- **Work required**
Search the data for the string "Bunch" and extract every line where it appears.

- **Material provided**

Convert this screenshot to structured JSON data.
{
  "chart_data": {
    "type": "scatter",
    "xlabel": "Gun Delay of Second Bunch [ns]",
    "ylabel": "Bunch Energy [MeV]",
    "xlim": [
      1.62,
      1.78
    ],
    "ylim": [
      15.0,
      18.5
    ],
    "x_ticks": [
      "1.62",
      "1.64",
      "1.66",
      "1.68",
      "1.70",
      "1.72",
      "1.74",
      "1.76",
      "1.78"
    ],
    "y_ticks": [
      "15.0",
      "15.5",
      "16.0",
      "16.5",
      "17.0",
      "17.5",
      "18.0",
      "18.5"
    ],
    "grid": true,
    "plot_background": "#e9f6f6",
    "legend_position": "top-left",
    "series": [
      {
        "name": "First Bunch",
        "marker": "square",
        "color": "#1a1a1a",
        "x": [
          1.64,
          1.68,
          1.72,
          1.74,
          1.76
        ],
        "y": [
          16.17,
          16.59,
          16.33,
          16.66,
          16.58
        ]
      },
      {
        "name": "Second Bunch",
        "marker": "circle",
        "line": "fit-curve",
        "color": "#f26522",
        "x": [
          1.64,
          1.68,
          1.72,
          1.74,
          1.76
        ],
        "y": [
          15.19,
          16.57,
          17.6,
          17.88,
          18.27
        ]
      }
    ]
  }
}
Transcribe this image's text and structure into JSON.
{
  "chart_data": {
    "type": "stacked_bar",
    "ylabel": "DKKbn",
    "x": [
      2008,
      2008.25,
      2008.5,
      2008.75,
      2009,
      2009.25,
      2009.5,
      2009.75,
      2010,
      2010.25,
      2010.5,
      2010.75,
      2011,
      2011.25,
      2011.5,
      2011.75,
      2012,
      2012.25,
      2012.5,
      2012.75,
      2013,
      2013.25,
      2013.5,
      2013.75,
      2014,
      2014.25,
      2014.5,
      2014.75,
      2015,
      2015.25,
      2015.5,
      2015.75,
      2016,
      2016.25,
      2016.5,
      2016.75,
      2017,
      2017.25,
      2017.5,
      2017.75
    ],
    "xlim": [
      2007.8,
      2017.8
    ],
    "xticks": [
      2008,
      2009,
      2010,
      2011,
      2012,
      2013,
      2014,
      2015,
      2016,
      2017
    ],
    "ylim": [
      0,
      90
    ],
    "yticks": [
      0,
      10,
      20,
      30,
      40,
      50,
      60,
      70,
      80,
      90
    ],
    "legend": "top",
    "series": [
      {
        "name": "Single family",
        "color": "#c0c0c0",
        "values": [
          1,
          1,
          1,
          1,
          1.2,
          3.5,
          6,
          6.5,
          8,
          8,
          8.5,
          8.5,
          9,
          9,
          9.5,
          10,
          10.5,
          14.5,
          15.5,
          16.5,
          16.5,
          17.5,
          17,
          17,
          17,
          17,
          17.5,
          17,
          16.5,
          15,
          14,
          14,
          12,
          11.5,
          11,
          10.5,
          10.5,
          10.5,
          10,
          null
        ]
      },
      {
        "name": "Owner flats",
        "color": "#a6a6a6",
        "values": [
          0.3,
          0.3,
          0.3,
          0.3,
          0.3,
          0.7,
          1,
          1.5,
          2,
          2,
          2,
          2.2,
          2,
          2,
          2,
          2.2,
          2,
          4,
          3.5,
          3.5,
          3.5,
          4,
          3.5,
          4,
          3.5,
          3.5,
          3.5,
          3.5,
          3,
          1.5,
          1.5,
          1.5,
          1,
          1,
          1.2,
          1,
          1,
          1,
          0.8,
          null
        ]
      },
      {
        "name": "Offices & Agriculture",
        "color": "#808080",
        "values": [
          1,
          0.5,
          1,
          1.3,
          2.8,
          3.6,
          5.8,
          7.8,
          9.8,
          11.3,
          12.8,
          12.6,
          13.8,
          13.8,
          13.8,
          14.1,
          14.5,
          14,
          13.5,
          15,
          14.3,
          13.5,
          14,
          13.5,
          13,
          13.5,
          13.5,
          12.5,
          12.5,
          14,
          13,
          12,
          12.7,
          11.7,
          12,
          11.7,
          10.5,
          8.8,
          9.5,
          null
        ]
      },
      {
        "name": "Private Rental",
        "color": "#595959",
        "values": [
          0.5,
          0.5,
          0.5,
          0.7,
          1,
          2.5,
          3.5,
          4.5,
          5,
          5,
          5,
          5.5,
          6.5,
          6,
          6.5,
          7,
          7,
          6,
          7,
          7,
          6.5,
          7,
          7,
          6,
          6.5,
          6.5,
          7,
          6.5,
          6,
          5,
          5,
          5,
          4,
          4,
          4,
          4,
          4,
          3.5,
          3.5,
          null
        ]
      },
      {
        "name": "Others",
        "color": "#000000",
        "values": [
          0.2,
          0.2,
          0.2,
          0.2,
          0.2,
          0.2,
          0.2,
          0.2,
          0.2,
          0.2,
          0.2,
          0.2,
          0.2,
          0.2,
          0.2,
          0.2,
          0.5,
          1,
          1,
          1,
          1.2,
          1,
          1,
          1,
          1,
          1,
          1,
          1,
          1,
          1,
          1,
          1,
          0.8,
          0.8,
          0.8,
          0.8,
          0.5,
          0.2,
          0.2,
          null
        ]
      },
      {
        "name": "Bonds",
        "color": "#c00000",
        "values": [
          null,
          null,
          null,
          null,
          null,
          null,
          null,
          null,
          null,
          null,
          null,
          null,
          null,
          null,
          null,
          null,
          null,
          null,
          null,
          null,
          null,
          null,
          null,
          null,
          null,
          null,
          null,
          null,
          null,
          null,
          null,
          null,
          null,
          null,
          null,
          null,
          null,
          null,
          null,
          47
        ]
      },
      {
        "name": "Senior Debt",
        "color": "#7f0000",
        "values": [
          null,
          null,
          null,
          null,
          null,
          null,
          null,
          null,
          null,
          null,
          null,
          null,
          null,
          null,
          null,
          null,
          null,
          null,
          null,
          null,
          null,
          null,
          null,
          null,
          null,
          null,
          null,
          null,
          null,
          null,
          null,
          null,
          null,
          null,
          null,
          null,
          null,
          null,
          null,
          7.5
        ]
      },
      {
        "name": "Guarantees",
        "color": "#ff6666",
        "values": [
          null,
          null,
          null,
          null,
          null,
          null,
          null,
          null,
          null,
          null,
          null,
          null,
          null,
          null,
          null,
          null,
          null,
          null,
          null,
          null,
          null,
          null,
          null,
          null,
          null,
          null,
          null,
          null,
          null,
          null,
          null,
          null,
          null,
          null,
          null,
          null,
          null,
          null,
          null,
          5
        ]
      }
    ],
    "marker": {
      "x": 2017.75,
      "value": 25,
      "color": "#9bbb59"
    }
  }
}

- **The reply**
    "xlabel": "Gun Delay of Second Bunch [ns]",
    "ylabel": "Bunch Energy [MeV]",
        "name": "First Bunch",
        "name": "Second Bunch",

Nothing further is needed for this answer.